● Text provided

Every insider trade by a company’s senior leadership must be publicly disclosed to the U.S. Securities and Exchange Commission (SEC). These filings, known as Form 4s, are typically available within two business days of the transaction. Here are the easiest ways to find them:

1. SEC’s EDGAR Database

Go directly to sec.gov/edgar, search for the company’s ticker, and filter the results by clicking on “Exclude Insider Transactions” and selecting “Insider Transactions.”

Each filing lists:

  • The insider’s name and title (look for “Chief Executive Officer”)
  • The transaction date and price per share
  • The number of shares bought or sold
  • The nature of the ownership (direct or indirect)

Pro insight: Purchases marked with code “P” indicate open-market buys, those are the ones that matter. “A” typically means awarded stock (such as through compensation), which carries far less weight.

2. TIKR’s Insider Transactions Tracker

Insider Trading layout
The TIKR platform makes it easy to see insider transaction patterns. (TIKR)

● To do
Extend the guide on locating Form 4 insider-trading filings, carrying on from its final line.

● Data section
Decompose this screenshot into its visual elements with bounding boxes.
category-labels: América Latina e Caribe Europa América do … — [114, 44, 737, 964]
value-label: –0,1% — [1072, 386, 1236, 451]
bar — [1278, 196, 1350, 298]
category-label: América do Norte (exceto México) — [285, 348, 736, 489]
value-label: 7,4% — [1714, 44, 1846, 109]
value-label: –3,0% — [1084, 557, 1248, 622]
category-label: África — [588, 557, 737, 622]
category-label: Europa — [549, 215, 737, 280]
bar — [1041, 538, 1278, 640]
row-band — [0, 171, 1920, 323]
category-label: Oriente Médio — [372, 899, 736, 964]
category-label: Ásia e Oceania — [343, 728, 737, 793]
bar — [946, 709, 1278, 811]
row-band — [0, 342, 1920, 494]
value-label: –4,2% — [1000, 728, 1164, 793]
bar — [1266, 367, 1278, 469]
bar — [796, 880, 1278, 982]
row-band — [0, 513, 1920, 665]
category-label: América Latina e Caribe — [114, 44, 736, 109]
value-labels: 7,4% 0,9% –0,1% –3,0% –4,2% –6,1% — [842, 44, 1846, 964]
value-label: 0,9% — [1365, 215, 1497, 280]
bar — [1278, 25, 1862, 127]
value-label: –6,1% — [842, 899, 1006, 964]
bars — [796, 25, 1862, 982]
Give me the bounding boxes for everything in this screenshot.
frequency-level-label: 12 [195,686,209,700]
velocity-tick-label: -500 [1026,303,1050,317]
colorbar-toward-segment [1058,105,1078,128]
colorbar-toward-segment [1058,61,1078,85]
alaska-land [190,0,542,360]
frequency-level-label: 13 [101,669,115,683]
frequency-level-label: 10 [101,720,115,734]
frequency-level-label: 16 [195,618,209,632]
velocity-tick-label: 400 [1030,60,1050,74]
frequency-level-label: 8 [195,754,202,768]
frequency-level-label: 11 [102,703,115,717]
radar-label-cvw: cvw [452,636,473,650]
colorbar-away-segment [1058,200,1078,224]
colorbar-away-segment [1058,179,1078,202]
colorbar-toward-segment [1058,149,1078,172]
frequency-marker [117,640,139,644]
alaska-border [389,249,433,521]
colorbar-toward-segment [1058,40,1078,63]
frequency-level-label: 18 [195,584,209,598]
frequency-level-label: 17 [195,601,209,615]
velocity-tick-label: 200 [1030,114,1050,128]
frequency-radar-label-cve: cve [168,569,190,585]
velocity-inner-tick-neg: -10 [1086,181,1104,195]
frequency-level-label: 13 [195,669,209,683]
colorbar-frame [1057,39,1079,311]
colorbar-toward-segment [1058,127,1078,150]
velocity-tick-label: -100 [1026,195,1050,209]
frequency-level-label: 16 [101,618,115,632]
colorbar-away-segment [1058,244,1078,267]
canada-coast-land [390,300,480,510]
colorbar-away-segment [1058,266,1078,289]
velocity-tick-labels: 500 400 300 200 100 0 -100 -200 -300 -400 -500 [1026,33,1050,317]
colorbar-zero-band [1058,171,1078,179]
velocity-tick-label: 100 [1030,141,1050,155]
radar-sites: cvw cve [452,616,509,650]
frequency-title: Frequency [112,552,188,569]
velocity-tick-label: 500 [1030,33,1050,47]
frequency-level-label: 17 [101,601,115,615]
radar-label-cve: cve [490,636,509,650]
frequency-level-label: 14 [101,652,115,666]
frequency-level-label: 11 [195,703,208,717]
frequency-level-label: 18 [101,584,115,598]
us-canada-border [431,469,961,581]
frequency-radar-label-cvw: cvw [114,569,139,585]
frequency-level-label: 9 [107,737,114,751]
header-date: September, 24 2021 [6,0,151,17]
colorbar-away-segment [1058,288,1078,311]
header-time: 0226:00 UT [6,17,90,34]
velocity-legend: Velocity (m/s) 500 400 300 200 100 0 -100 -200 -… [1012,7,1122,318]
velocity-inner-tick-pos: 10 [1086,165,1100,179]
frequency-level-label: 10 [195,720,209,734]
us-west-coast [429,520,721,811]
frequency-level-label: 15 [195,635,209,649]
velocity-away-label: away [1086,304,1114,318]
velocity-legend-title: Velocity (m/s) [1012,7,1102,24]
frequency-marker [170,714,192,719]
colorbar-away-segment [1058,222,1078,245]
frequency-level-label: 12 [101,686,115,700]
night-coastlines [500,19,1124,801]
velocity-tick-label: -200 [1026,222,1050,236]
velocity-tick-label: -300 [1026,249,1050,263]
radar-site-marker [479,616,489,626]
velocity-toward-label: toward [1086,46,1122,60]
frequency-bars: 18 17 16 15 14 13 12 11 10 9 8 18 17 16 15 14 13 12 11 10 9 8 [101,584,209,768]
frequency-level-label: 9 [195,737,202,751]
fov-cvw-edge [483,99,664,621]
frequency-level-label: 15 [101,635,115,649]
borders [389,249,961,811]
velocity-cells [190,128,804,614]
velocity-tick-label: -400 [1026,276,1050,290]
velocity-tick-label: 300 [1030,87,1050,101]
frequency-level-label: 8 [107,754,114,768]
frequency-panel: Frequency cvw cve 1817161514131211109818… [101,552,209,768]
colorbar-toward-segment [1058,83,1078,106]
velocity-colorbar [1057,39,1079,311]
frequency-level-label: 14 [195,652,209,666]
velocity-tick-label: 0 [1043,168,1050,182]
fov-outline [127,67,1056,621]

● The result
Inside TIKR, you can instantly see the latest insider activity for any stock:

  • Use the “Insider Transactions” tab to sort by date, name, or position.
  • Filter specifically for “Insider Title” under the title to isolate high-level transactions.
  • Review each entry to see the purchase price, number of shares, and percentage change in ownership.

You can even view historical data to spot patterns, for instance, if the same CEO has consistently bought near multi-year lows.

How to Interpret CEO Buys

Finding insider trades is easy. Interpreting them is where the real skill lies. The key is to separate symbolic gestures from genuine conviction.

Ask these questions:

  • How large is the trade? A $5 million buy by a CEO with a $10 million salary is vastly different from a token $50,000 purchase. Size relative to wealth and past activity matters.
  • Is the CEO alone or part of a cluster? When multiple executives, the CEO, CFO, and a board member, buy around the same time, it signals shared optimism and confidence in the company’s trajectory.
  • What’s the timing? Buys following a 30–50% share price drop or right before a turnaround announcement can be especially telling.
  • Has this insider been right before? Historical patterns can matter. Some CEOs, like Jamie Dimon at JPMorgan, have a track record of buying near bottoms.

Pro insight: Focus on open-market purchases with code Form 4. Option exercises or automatic reinvestments aren’t the same, because they don’t reflect fresh capital being committed.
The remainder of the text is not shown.